╭─ RECORD SET

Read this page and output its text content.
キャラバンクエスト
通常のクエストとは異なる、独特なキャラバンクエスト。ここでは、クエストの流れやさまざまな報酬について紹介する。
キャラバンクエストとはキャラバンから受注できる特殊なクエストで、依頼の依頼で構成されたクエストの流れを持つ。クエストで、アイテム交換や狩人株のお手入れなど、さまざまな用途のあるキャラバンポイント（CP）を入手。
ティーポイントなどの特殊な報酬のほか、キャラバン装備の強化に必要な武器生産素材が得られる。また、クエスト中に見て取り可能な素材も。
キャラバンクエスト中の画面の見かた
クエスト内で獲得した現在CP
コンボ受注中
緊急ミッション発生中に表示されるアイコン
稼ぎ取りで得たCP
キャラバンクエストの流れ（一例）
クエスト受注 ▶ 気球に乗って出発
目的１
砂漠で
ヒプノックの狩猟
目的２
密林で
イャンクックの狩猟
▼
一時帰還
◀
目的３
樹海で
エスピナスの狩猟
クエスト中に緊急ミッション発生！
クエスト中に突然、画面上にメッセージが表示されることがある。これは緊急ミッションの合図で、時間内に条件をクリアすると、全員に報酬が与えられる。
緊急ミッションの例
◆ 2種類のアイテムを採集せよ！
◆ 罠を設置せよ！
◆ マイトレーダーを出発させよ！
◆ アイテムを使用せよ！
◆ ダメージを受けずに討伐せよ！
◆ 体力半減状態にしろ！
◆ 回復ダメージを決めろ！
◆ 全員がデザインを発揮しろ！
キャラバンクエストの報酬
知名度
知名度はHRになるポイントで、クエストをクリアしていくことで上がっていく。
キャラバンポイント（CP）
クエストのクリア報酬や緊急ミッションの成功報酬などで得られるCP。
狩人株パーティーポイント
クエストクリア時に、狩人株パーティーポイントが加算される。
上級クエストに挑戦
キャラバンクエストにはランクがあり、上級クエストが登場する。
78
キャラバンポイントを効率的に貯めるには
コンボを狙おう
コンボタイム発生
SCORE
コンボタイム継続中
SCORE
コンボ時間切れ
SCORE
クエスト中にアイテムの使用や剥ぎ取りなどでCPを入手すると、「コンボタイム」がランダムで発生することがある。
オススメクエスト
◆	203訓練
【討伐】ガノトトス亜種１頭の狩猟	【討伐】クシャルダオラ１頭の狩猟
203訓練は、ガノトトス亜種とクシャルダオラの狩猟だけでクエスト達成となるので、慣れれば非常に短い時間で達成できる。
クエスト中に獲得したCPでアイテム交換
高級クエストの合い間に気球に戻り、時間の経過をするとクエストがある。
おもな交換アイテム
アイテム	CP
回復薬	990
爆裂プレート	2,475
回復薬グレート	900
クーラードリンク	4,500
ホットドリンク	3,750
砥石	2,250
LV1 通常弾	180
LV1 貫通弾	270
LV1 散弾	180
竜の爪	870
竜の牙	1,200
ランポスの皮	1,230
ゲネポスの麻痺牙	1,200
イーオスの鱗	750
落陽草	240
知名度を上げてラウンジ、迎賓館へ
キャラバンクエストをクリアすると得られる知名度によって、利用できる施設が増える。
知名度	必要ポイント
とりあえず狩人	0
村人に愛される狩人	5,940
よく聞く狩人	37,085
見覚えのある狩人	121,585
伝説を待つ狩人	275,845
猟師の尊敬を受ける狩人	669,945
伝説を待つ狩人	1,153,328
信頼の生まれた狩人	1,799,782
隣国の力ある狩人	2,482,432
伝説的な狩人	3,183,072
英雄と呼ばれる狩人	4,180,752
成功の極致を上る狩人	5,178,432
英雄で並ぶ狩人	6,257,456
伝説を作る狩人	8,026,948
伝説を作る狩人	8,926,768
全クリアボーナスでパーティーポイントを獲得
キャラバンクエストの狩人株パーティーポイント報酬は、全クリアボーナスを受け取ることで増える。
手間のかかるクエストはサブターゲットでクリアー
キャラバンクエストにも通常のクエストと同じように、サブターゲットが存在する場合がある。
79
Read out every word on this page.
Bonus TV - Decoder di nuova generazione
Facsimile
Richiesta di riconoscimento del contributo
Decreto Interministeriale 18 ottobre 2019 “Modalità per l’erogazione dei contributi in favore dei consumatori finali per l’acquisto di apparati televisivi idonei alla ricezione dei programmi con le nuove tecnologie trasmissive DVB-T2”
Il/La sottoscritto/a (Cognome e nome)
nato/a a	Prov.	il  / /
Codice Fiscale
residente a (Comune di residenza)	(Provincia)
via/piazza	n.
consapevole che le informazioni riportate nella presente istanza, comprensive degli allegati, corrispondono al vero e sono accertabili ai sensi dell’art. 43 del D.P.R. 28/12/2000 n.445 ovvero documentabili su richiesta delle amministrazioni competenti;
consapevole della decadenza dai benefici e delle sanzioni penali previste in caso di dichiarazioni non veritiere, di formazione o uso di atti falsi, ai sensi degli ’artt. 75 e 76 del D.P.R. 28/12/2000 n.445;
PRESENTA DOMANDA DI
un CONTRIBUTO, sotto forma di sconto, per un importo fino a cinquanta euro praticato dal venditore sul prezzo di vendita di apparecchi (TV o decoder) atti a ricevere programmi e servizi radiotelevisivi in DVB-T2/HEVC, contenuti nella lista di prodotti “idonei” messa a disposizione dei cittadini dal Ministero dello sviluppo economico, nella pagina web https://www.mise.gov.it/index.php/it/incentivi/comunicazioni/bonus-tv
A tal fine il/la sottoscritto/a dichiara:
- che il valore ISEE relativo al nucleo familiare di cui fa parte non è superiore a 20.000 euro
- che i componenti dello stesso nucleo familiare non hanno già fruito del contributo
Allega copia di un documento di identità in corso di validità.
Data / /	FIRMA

╰─

### [EXERCISE PROMPT]
In the records, locate each line holding the string "sensi" and copy it.

### [SOLUTION TO THE EXERCISE]
consapevole che le informazioni riportate nella presente istanza, comprensive degli allegati, corrispondono al vero e sono accertabili ai sensi dell’art. 43 del D.P.R. 28/12/2000 n.445 ovvero documentabili su richiesta delle amministrazioni competenti;
consapevole della decadenza dai benefici e delle sanzioni penali previste in caso di dichiarazioni non veritiere, di formazione o uso di atti falsi, ai sensi degli ’artt. 75 e 76 del D.P.R. 28/12/2000 n.445;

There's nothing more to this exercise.